Aim
Your job is to retype all of the data word for word, leaving every image out.

^^^^^^^^

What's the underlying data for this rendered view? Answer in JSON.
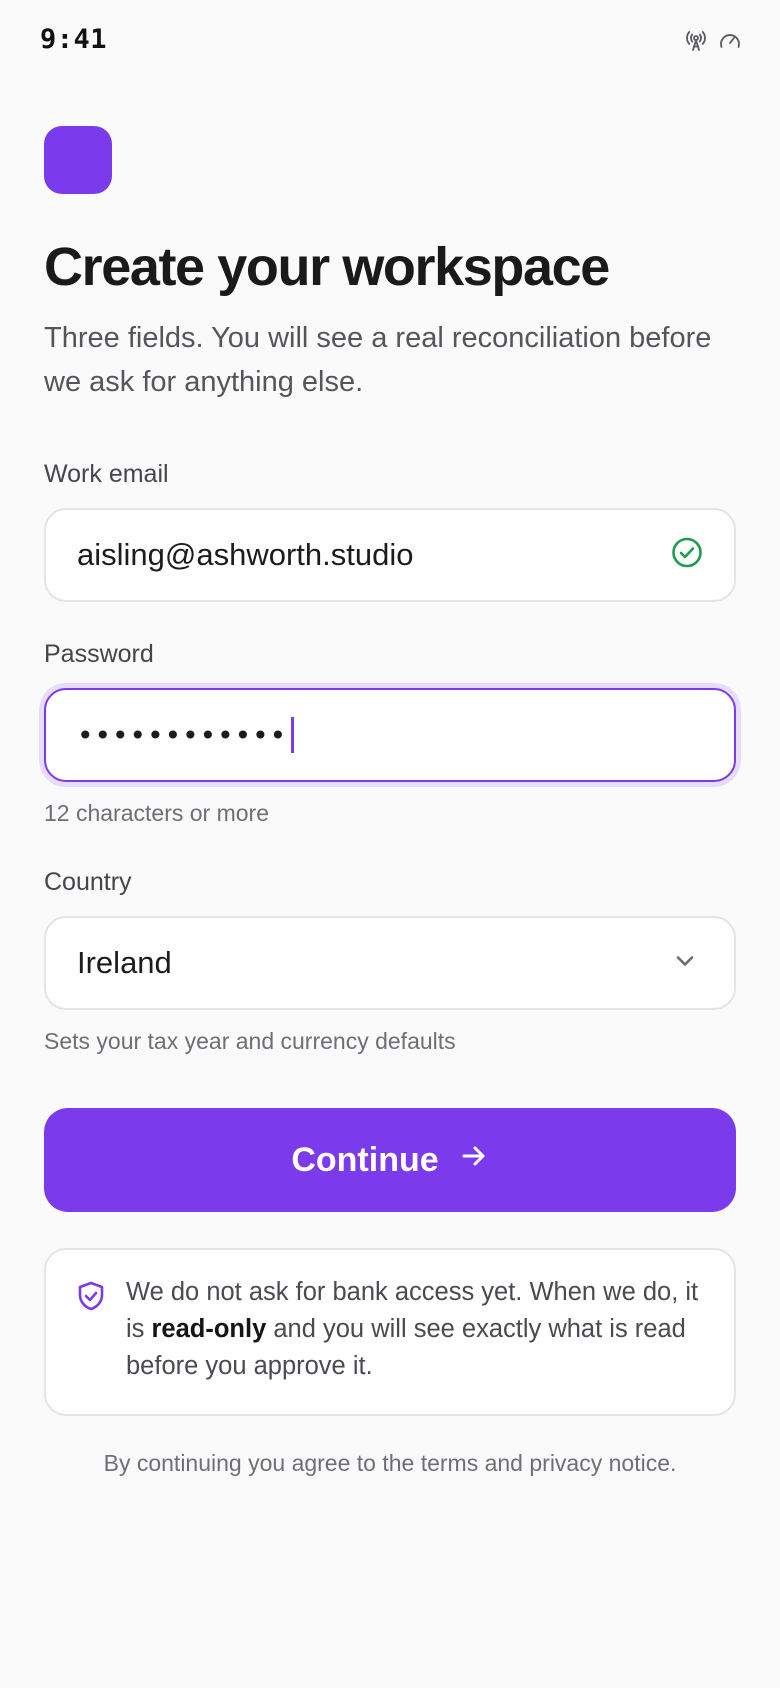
{
  "status_bar": {
    "time": "9:41",
    "icons": [
      "antenna-icon",
      "gauge-icon"
    ]
  },
  "brand": {
    "logo_icon": "app-logo-square",
    "accent_color": "#7c3aed"
  },
  "header": {
    "title": "Create your workspace",
    "subtitle": "Three fields. You will see a real reconciliation before we ask for anything else."
  },
  "form": {
    "email": {
      "label": "Work email",
      "value": "aisling@ashworth.studio",
      "status_icon": "check-circle-icon",
      "status_color": "#1f9d4c"
    },
    "password": {
      "label": "Password",
      "masked_value": "••••••••••••",
      "help": "12 characters or more",
      "focused": true
    },
    "country": {
      "label": "Country",
      "selected": "Ireland",
      "help": "Sets your tax year and currency defaults"
    }
  },
  "continue_button": {
    "label": "Continue",
    "icon": "arrow-right-icon"
  },
  "notice": {
    "icon": "shield-check-icon",
    "text_before": "We do not ask for bank access yet. When we do, it is ",
    "text_bold": "read-only",
    "text_after": " and you will see exactly what is read before you approve it."
  },
  "footer": {
    "terms": "By continuing you agree to the terms and privacy notice."
  }
}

^^^^^^^^

Worked answer
What's the underlying data for this rendered view? Answer in JSON.
{
  "status_bar": {
    "time": "9:41",
    "icons": [
      "antenna-icon",
      "gauge-icon"
    ]
  },
  "brand": {
    "logo_icon": "app-logo-square",
    "accent_color": "#7c3aed"
  },
  "header": {
    "title": "Create your workspace",
    "subtitle": "Three fields. You will see a real reconciliation before we ask for anything else."
  },
  "form": {
    "email": {
      "label": "Work email",
      "value": "aisling@ashworth.studio",
      "status_icon": "check-circle-icon",
      "status_color": "#1f9d4c"
    },
    "password": {
      "label": "Password",
      "masked_value": "••••••••••••",
      "help": "12 characters or more",
      "focused": true
    },
    "country": {
      "label": "Country",
      "selected": "Ireland",
      "help": "Sets your tax year and currency defaults"
    }
  },
  "continue_button": {
    "label": "Continue",
    "icon": "arrow-right-icon"
  },
  "notice": {
    "icon": "shield-check-icon",
    "text_before": "We do not ask for bank access yet. When we do, it is ",
    "text_bold": "read-only",
    "text_after": " and you will see exactly what is read before you approve it."
  },
  "footer": {
    "terms": "By continuing you agree to the terms and privacy notice."
  }
}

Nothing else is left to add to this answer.